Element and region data

● ● ● ● ●

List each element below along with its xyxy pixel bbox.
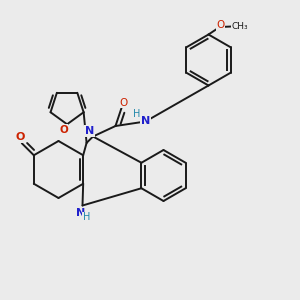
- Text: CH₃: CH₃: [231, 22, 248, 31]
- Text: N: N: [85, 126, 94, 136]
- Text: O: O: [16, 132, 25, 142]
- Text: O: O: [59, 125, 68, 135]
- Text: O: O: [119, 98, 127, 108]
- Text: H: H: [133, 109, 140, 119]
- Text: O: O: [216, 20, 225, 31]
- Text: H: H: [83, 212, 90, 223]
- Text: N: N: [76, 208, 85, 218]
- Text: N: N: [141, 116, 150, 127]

● ● ● ● ●

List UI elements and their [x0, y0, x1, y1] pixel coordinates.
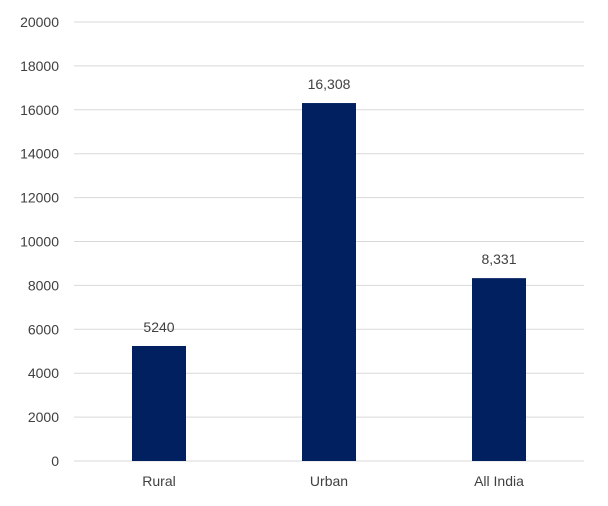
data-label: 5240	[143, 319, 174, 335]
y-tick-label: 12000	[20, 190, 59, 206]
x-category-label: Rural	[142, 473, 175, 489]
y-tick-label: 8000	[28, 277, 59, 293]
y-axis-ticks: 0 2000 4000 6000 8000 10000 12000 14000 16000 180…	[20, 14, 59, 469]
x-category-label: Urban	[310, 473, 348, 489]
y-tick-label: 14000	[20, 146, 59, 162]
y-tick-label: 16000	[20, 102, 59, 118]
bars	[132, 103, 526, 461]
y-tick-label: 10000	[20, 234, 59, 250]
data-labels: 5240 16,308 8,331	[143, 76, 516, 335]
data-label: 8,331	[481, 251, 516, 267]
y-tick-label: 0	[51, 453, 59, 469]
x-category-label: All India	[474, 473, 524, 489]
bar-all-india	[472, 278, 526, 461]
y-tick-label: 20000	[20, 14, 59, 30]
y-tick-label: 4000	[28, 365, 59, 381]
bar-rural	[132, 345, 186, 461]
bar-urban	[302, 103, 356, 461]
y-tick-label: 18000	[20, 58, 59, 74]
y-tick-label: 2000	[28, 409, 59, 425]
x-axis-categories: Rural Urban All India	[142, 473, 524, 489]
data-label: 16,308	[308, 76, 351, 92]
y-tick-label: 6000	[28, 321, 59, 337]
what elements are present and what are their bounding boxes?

● ● ● ● ●

→ **Directions for this task**:
Print word for word every line in the stretch from the one containing "List each element" through the one containing "- Text: N: N: [141, 116, 150, 127]". Leave the pictures out.

→ **Worked solution**:
List each element below along with its xyxy pixel bbox.
- Text: CH₃: CH₃: [231, 22, 248, 31]
- Text: N: N: [85, 126, 94, 136]
- Text: O: O: [16, 132, 25, 142]
- Text: O: O: [59, 125, 68, 135]
- Text: O: O: [119, 98, 127, 108]
- Text: H: H: [133, 109, 140, 119]
- Text: O: O: [216, 20, 225, 31]
- Text: H: H: [83, 212, 90, 223]
- Text: N: N: [76, 208, 85, 218]
- Text: N: N: [141, 116, 150, 127]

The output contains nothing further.